Objective
Reproduce all of the items below with every occurrence of "file-size" changed to "entry-size" and nothing else altered.

◆ ◆ ◆

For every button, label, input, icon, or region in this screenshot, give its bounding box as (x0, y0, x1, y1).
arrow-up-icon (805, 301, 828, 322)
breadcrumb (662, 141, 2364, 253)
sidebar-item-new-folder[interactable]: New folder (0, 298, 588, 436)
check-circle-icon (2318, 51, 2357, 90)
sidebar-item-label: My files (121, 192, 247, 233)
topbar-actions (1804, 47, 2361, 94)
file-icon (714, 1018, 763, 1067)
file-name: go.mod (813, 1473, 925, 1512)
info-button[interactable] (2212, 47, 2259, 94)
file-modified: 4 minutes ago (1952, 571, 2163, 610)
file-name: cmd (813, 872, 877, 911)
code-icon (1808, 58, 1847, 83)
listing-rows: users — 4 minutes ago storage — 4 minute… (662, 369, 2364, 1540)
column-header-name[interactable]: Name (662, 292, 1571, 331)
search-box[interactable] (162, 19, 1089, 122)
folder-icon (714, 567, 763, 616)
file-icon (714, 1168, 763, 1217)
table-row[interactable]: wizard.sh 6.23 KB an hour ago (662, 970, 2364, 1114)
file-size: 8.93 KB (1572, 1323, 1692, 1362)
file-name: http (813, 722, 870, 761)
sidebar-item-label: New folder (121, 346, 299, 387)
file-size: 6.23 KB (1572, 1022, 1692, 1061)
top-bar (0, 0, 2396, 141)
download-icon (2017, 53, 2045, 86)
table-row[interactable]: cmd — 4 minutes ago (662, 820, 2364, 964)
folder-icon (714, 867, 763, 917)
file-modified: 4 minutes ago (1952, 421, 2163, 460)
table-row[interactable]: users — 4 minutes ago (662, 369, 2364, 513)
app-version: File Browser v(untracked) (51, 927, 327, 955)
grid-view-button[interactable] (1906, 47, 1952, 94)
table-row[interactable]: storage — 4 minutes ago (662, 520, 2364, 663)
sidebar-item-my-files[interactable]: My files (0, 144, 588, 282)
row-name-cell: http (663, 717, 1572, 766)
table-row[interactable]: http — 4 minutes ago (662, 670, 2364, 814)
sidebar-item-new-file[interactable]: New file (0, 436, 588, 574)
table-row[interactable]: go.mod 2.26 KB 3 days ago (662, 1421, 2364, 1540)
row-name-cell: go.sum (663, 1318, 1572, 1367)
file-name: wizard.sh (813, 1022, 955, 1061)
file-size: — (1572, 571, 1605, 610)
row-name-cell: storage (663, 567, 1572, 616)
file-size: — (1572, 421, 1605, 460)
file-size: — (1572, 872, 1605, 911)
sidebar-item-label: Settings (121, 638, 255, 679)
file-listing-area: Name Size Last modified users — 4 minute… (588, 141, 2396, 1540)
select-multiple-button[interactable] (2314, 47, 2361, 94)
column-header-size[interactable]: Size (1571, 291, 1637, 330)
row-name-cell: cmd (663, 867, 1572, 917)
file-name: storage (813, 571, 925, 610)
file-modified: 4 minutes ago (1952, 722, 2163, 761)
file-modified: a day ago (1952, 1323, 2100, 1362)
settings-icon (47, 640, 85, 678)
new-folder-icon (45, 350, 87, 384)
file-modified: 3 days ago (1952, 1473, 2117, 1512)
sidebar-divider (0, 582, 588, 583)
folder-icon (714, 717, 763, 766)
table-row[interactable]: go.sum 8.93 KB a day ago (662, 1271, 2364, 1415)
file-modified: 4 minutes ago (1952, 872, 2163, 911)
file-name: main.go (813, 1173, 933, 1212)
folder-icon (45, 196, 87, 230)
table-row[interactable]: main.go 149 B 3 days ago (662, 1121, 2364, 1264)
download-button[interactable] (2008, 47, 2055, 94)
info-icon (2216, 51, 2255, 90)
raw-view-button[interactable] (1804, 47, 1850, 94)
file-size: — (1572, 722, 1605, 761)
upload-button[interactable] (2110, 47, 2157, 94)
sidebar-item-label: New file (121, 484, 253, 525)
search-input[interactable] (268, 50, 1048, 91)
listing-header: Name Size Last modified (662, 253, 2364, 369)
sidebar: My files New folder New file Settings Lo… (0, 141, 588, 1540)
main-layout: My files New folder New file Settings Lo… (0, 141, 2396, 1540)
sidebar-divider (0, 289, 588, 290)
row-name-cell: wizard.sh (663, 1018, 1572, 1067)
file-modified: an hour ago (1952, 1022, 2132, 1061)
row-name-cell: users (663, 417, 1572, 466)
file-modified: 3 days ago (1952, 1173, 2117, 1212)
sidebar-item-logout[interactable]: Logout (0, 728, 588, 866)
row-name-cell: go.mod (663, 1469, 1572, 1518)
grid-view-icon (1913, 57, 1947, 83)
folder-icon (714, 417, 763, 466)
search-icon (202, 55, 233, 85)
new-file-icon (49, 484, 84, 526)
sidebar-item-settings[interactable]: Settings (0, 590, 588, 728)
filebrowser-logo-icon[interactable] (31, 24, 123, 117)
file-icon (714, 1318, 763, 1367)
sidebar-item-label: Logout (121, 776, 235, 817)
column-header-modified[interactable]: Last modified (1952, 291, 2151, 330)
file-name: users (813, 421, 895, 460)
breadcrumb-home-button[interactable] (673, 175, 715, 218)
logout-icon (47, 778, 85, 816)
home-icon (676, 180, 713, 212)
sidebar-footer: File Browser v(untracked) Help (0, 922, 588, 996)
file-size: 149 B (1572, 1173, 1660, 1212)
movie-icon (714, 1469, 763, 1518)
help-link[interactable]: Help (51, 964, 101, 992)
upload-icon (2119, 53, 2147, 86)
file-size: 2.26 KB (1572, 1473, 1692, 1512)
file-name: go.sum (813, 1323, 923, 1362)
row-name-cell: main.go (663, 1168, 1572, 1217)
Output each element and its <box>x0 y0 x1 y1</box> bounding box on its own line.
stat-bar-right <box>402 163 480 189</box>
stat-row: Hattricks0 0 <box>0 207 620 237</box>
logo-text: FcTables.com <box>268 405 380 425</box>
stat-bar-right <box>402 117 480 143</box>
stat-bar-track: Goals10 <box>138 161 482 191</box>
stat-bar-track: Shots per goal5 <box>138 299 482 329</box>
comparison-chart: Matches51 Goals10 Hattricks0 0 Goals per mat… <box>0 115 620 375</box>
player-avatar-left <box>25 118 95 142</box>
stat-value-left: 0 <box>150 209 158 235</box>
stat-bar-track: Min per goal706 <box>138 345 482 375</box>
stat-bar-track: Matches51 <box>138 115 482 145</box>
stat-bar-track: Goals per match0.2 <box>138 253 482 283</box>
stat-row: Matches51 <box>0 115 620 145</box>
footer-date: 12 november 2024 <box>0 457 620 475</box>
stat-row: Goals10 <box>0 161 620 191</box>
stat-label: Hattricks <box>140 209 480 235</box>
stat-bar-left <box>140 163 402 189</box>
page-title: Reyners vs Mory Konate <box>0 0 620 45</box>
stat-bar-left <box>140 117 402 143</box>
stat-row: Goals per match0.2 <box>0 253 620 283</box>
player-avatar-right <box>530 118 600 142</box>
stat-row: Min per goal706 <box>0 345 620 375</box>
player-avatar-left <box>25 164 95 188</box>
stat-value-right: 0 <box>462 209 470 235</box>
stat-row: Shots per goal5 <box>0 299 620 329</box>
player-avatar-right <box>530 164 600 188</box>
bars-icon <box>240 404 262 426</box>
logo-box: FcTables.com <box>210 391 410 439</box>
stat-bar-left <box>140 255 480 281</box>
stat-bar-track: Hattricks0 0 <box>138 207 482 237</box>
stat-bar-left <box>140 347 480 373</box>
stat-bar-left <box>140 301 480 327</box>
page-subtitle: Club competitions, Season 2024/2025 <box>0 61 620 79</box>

◆ ◆ ◆

Exercise answer
For every button, label, input, icon, or region in this screenshot, give its bounding box as (x0, y0, x1, y1).
arrow-up-icon (805, 301, 828, 322)
breadcrumb (662, 141, 2364, 253)
sidebar-item-new-folder[interactable]: New folder (0, 298, 588, 436)
check-circle-icon (2318, 51, 2357, 90)
sidebar-item-label: My files (121, 192, 247, 233)
topbar-actions (1804, 47, 2361, 94)
file-icon (714, 1018, 763, 1067)
file-name: go.mod (813, 1473, 925, 1512)
info-button[interactable] (2212, 47, 2259, 94)
file-modified: 4 minutes ago (1952, 571, 2163, 610)
file-name: cmd (813, 872, 877, 911)
code-icon (1808, 58, 1847, 83)
listing-rows: users — 4 minutes ago storage — 4 minute… (662, 369, 2364, 1540)
column-header-name[interactable]: Name (662, 292, 1571, 331)
search-box[interactable] (162, 19, 1089, 122)
folder-icon (714, 567, 763, 616)
file-icon (714, 1168, 763, 1217)
table-row[interactable]: wizard.sh 6.23 KB an hour ago (662, 970, 2364, 1114)
entry-size: 8.93 KB (1572, 1323, 1692, 1362)
file-name: http (813, 722, 870, 761)
sidebar-item-label: New folder (121, 346, 299, 387)
entry-size: 6.23 KB (1572, 1022, 1692, 1061)
top-bar (0, 0, 2396, 141)
download-icon (2017, 53, 2045, 86)
table-row[interactable]: cmd — 4 minutes ago (662, 820, 2364, 964)
folder-icon (714, 867, 763, 917)
file-modified: 4 minutes ago (1952, 421, 2163, 460)
table-row[interactable]: users — 4 minutes ago (662, 369, 2364, 513)
app-version: File Browser v(untracked) (51, 927, 327, 955)
grid-view-button[interactable] (1906, 47, 1952, 94)
table-row[interactable]: storage — 4 minutes ago (662, 520, 2364, 663)
sidebar-item-my-files[interactable]: My files (0, 144, 588, 282)
row-name-cell: http (663, 717, 1572, 766)
table-row[interactable]: http — 4 minutes ago (662, 670, 2364, 814)
sidebar-item-new-file[interactable]: New file (0, 436, 588, 574)
table-row[interactable]: go.mod 2.26 KB 3 days ago (662, 1421, 2364, 1540)
row-name-cell: go.sum (663, 1318, 1572, 1367)
file-name: wizard.sh (813, 1022, 955, 1061)
entry-size: — (1572, 571, 1605, 610)
row-name-cell: storage (663, 567, 1572, 616)
entry-size: — (1572, 421, 1605, 460)
entry-size: — (1572, 872, 1605, 911)
sidebar-item-label: Settings (121, 638, 255, 679)
file-listing-area: Name Size Last modified users — 4 minute… (588, 141, 2396, 1540)
select-multiple-button[interactable] (2314, 47, 2361, 94)
column-header-size[interactable]: Size (1571, 291, 1637, 330)
row-name-cell: cmd (663, 867, 1572, 917)
file-name: storage (813, 571, 925, 610)
file-modified: 4 minutes ago (1952, 722, 2163, 761)
file-modified: a day ago (1952, 1323, 2100, 1362)
settings-icon (47, 640, 85, 678)
new-folder-icon (45, 350, 87, 384)
file-modified: 3 days ago (1952, 1473, 2117, 1512)
sidebar-divider (0, 582, 588, 583)
folder-icon (714, 717, 763, 766)
table-row[interactable]: go.sum 8.93 KB a day ago (662, 1271, 2364, 1415)
file-modified: 4 minutes ago (1952, 872, 2163, 911)
file-name: main.go (813, 1173, 933, 1212)
folder-icon (45, 196, 87, 230)
table-row[interactable]: main.go 149 B 3 days ago (662, 1121, 2364, 1264)
download-button[interactable] (2008, 47, 2055, 94)
info-icon (2216, 51, 2255, 90)
raw-view-button[interactable] (1804, 47, 1850, 94)
entry-size: — (1572, 722, 1605, 761)
upload-button[interactable] (2110, 47, 2157, 94)
sidebar-item-label: New file (121, 484, 253, 525)
search-input[interactable] (268, 50, 1048, 91)
listing-header: Name Size Last modified (662, 253, 2364, 369)
sidebar: My files New folder New file Settings Lo… (0, 141, 588, 1540)
main-layout: My files New folder New file Settings Lo… (0, 141, 2396, 1540)
sidebar-divider (0, 289, 588, 290)
row-name-cell: wizard.sh (663, 1018, 1572, 1067)
file-modified: an hour ago (1952, 1022, 2132, 1061)
row-name-cell: users (663, 417, 1572, 466)
file-modified: 3 days ago (1952, 1173, 2117, 1212)
sidebar-item-logout[interactable]: Logout (0, 728, 588, 866)
row-name-cell: go.mod (663, 1469, 1572, 1518)
grid-view-icon (1913, 57, 1947, 83)
folder-icon (714, 417, 763, 466)
search-icon (202, 55, 233, 85)
new-file-icon (49, 484, 84, 526)
sidebar-item-settings[interactable]: Settings (0, 590, 588, 728)
filebrowser-logo-icon[interactable] (31, 24, 123, 117)
file-icon (714, 1318, 763, 1367)
sidebar-item-label: Logout (121, 776, 235, 817)
column-header-modified[interactable]: Last modified (1952, 291, 2151, 330)
file-name: users (813, 421, 895, 460)
breadcrumb-home-button[interactable] (673, 175, 715, 218)
logout-icon (47, 778, 85, 816)
home-icon (676, 180, 713, 212)
sidebar-footer: File Browser v(untracked) Help (0, 922, 588, 996)
entry-size: 149 B (1572, 1173, 1660, 1212)
movie-icon (714, 1469, 763, 1518)
help-link[interactable]: Help (51, 964, 101, 992)
upload-icon (2119, 53, 2147, 86)
entry-size: 2.26 KB (1572, 1473, 1692, 1512)
file-name: go.sum (813, 1323, 923, 1362)
row-name-cell: main.go (663, 1168, 1572, 1217)
Output each element and its <box>x0 y0 x1 y1</box> bounding box on its own line.
stat-bar-right <box>402 163 480 189</box>
stat-row: Hattricks0 0 <box>0 207 620 237</box>
logo-text: FcTables.com <box>268 405 380 425</box>
stat-bar-right <box>402 117 480 143</box>
stat-bar-track: Goals10 <box>138 161 482 191</box>
stat-bar-track: Shots per goal5 <box>138 299 482 329</box>
comparison-chart: Matches51 Goals10 Hattricks0 0 Goals per mat… <box>0 115 620 375</box>
player-avatar-left <box>25 118 95 142</box>
stat-value-left: 0 <box>150 209 158 235</box>
stat-bar-track: Min per goal706 <box>138 345 482 375</box>
stat-bar-track: Matches51 <box>138 115 482 145</box>
stat-bar-track: Goals per match0.2 <box>138 253 482 283</box>
stat-row: Matches51 <box>0 115 620 145</box>
footer-date: 12 november 2024 <box>0 457 620 475</box>
stat-row: Goals10 <box>0 161 620 191</box>
stat-label: Hattricks <box>140 209 480 235</box>
stat-bar-left <box>140 163 402 189</box>
page-title: Reyners vs Mory Konate <box>0 0 620 45</box>
stat-bar-left <box>140 117 402 143</box>
stat-row: Goals per match0.2 <box>0 253 620 283</box>
player-avatar-right <box>530 118 600 142</box>
stat-row: Min per goal706 <box>0 345 620 375</box>
player-avatar-left <box>25 164 95 188</box>
stat-value-right: 0 <box>462 209 470 235</box>
stat-row: Shots per goal5 <box>0 299 620 329</box>
player-avatar-right <box>530 164 600 188</box>
bars-icon <box>240 404 262 426</box>
logo-box: FcTables.com <box>210 391 410 439</box>
stat-bar-left <box>140 255 480 281</box>
stat-bar-track: Hattricks0 0 <box>138 207 482 237</box>
stat-bar-left <box>140 347 480 373</box>
stat-bar-left <box>140 301 480 327</box>
page-subtitle: Club competitions, Season 2024/2025 <box>0 61 620 79</box>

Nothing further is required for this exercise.